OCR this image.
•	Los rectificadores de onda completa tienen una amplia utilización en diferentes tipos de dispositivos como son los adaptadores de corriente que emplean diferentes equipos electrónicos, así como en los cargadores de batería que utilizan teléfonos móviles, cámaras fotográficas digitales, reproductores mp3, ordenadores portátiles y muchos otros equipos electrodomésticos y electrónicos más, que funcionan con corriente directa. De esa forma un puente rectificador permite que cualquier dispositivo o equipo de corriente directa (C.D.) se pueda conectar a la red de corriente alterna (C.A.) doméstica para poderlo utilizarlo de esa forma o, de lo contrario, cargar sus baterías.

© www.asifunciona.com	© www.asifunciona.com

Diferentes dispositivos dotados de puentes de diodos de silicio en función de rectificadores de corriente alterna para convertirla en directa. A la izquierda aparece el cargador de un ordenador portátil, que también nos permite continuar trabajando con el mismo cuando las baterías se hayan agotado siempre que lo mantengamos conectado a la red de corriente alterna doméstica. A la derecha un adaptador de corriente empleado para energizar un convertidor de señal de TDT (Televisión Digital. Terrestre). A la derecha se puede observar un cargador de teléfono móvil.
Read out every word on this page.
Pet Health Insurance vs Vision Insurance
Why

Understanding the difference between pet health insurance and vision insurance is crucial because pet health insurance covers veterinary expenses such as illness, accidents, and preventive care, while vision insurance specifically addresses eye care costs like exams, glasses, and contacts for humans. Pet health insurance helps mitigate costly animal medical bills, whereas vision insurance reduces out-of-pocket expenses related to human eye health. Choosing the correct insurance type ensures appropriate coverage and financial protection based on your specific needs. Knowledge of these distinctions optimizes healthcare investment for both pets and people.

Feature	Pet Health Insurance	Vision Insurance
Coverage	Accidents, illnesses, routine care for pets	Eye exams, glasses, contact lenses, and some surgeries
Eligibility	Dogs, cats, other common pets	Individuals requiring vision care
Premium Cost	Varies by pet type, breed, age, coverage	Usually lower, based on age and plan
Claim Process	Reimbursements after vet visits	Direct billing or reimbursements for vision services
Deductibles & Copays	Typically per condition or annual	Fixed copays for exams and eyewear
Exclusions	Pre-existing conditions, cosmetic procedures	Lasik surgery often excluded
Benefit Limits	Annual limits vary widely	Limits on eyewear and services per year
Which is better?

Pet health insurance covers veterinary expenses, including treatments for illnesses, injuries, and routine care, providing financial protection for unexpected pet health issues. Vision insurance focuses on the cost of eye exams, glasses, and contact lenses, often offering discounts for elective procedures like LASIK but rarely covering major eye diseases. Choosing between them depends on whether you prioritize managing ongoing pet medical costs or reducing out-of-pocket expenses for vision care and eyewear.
==
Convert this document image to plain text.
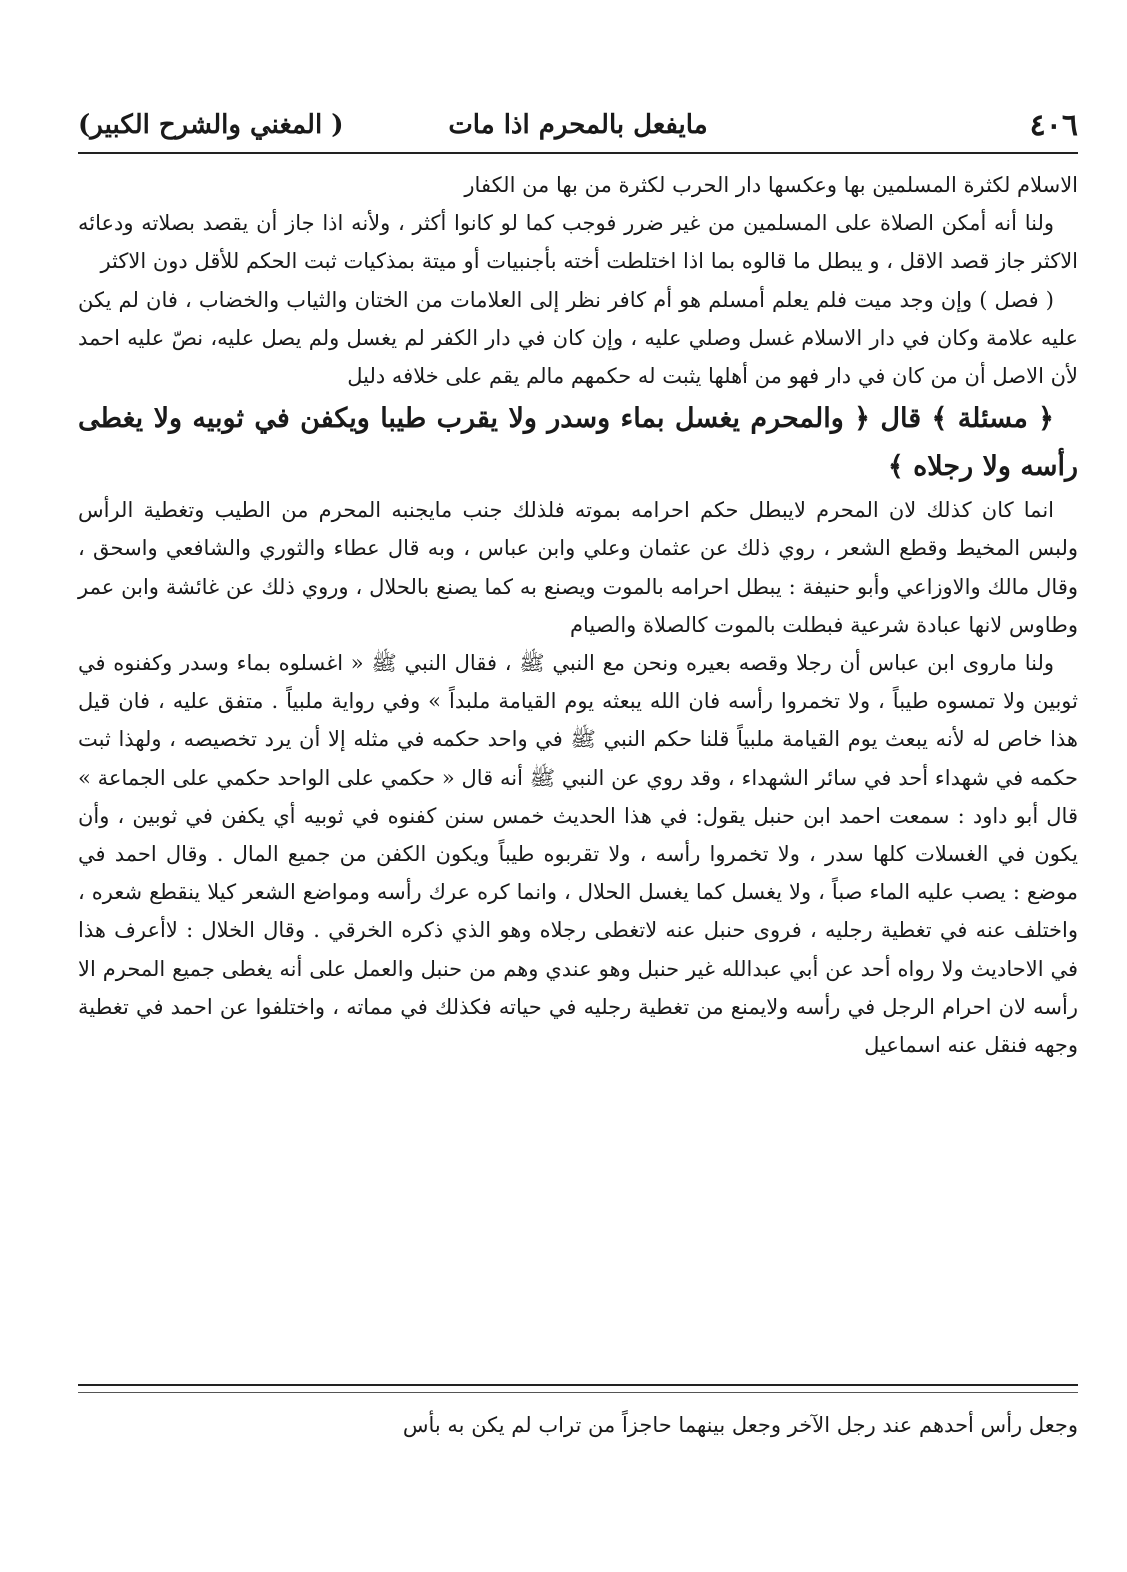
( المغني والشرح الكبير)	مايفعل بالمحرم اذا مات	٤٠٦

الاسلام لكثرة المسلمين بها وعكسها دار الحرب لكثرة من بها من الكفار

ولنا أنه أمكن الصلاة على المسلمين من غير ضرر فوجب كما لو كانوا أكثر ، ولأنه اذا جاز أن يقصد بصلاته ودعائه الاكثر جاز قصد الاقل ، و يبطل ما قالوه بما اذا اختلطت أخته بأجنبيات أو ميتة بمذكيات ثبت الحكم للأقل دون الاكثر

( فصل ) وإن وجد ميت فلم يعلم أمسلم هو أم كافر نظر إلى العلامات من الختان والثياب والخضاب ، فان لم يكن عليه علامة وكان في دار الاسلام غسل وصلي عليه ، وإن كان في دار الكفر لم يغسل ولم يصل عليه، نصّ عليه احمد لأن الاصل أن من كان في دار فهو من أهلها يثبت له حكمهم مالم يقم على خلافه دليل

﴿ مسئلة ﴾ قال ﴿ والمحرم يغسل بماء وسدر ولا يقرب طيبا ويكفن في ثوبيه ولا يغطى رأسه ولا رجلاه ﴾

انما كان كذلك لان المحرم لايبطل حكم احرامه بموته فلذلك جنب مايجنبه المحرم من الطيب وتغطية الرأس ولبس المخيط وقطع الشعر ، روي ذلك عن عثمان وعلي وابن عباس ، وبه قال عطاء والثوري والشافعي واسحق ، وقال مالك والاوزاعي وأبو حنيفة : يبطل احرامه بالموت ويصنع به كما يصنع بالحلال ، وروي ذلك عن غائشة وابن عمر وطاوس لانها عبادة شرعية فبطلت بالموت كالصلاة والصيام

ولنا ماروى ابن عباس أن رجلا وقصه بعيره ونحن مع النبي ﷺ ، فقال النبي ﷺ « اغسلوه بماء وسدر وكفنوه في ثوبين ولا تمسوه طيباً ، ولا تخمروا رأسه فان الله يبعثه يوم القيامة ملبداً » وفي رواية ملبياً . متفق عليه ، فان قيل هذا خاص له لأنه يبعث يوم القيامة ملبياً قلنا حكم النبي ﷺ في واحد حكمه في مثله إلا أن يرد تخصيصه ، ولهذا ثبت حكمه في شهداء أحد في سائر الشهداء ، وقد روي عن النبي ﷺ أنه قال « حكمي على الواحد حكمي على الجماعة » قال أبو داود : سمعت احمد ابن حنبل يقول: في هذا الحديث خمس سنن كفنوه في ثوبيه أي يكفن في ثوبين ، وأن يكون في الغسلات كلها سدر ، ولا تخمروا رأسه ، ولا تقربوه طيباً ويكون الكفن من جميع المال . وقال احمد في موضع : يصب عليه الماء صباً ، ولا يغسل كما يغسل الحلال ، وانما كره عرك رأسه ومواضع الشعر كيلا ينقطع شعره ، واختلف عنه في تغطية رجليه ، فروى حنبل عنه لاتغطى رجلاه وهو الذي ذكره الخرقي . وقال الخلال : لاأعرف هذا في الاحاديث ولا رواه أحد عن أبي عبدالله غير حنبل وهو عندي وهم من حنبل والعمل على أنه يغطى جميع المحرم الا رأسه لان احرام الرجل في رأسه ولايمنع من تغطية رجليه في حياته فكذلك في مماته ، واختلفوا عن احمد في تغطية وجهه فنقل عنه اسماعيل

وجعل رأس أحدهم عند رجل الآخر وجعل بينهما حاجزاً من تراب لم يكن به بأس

» **AIM**
For this exercise, gather every line of the data that contains the word "covers".

» **SOLUTION BELOW**
Understanding the difference between pet health insurance and vision insurance is crucial because pet health insurance covers veterinary expenses such as illness, accidents, and preventive care, while vision insurance specifically addresses eye care costs like exams, glasses, and contacts for humans. Pet health insurance helps mitigate costly animal medical bills, whereas vision insurance reduces out-of-pocket expenses related to human eye health. Choosing the correct insurance type ensures appropriate coverage and financial protection based on your specific needs. Knowledge of these distinctions optimizes healthcare investment for both pets and people.
Pet health insurance covers veterinary expenses, including treatments for illnesses, injuries, and routine care, providing financial protection for unexpected pet health issues. Vision insurance focuses on the cost of eye exams, glasses, and contact lenses, often offering discounts for elective procedures like LASIK but rarely covering major eye diseases. Choosing between them depends on whether you prioritize managing ongoing pet medical costs or reducing out-of-pocket expenses for vision care and eyewear.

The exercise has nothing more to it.